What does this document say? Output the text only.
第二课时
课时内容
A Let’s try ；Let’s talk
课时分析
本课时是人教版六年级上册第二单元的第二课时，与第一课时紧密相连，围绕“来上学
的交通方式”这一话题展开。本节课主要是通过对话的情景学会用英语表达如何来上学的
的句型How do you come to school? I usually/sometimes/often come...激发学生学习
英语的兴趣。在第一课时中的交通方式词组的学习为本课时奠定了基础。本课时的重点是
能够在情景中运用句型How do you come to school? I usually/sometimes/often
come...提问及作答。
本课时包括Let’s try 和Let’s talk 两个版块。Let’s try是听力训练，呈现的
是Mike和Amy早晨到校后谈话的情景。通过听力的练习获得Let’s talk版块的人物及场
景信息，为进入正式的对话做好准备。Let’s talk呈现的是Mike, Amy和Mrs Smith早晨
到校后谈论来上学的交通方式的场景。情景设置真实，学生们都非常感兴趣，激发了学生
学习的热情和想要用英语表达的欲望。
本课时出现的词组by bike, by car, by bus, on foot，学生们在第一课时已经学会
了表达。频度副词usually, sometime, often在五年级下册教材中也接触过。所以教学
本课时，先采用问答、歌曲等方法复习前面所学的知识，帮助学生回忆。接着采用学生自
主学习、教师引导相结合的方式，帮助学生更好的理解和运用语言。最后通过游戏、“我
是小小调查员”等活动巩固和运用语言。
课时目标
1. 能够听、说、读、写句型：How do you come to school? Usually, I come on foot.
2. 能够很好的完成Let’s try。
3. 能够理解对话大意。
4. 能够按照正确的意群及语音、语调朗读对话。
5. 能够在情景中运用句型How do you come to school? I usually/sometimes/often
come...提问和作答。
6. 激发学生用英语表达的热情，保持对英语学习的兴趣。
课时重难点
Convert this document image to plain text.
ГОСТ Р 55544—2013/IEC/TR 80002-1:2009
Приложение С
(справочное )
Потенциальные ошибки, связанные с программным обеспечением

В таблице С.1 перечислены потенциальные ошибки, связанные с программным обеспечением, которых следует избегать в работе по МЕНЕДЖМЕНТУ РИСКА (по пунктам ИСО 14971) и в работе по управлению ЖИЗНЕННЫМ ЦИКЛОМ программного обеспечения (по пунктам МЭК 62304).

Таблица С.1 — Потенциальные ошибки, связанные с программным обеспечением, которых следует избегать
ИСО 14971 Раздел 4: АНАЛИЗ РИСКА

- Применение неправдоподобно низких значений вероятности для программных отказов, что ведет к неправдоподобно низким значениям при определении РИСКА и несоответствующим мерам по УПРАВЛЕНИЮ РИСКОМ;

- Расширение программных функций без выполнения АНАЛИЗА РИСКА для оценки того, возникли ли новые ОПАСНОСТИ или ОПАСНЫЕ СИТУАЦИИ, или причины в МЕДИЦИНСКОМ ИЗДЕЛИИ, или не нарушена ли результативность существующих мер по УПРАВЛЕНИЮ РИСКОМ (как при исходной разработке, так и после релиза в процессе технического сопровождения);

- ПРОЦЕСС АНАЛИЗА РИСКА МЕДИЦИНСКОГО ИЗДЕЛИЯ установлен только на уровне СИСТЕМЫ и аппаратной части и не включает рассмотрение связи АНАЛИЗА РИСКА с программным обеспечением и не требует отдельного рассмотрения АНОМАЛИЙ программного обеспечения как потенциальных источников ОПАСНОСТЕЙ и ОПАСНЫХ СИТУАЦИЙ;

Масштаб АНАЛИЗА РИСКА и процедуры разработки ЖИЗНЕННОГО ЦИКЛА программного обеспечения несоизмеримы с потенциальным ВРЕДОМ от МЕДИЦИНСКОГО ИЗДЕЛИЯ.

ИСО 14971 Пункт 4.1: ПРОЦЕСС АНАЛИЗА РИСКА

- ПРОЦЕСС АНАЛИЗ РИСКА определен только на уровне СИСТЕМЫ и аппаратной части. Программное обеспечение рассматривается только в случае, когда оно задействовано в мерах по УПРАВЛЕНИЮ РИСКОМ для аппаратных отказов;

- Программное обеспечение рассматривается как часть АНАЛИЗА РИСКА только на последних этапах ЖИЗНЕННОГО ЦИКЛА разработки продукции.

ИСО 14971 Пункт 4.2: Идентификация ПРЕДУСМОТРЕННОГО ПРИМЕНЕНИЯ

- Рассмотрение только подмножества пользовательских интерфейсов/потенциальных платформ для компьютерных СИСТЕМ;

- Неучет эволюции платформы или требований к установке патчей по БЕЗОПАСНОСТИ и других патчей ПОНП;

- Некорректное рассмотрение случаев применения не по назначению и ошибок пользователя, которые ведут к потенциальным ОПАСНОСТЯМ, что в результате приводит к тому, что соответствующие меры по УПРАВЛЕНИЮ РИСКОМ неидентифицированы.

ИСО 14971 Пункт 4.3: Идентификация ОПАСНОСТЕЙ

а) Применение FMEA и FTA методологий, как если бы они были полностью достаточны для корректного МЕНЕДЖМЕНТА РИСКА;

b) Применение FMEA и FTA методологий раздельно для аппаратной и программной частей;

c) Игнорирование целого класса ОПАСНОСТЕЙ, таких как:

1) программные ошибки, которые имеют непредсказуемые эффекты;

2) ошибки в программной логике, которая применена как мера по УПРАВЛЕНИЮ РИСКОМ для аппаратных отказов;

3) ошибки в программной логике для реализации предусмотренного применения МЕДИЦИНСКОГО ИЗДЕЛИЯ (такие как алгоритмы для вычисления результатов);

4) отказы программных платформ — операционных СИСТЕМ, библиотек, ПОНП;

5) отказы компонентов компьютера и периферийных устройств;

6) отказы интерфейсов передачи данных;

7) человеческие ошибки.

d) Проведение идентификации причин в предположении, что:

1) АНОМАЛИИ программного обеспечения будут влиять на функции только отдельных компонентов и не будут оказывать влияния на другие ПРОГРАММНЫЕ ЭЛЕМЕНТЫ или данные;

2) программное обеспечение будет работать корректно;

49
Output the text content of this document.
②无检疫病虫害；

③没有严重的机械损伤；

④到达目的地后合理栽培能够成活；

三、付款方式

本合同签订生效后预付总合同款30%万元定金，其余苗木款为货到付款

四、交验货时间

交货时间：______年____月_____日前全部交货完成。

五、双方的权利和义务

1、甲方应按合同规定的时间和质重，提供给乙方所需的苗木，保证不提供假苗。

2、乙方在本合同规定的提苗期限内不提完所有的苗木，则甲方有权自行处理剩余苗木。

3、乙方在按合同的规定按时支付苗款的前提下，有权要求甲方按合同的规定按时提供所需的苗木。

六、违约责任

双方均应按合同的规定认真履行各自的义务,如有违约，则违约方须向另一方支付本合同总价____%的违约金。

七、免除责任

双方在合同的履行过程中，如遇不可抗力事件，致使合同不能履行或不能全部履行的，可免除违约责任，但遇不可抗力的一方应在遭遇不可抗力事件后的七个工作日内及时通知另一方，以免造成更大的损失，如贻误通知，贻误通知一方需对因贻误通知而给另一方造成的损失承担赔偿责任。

# Task directions
What is the number of lines in the listing that contain the string "отказы"? Reply with that number alone.

# Task answer
3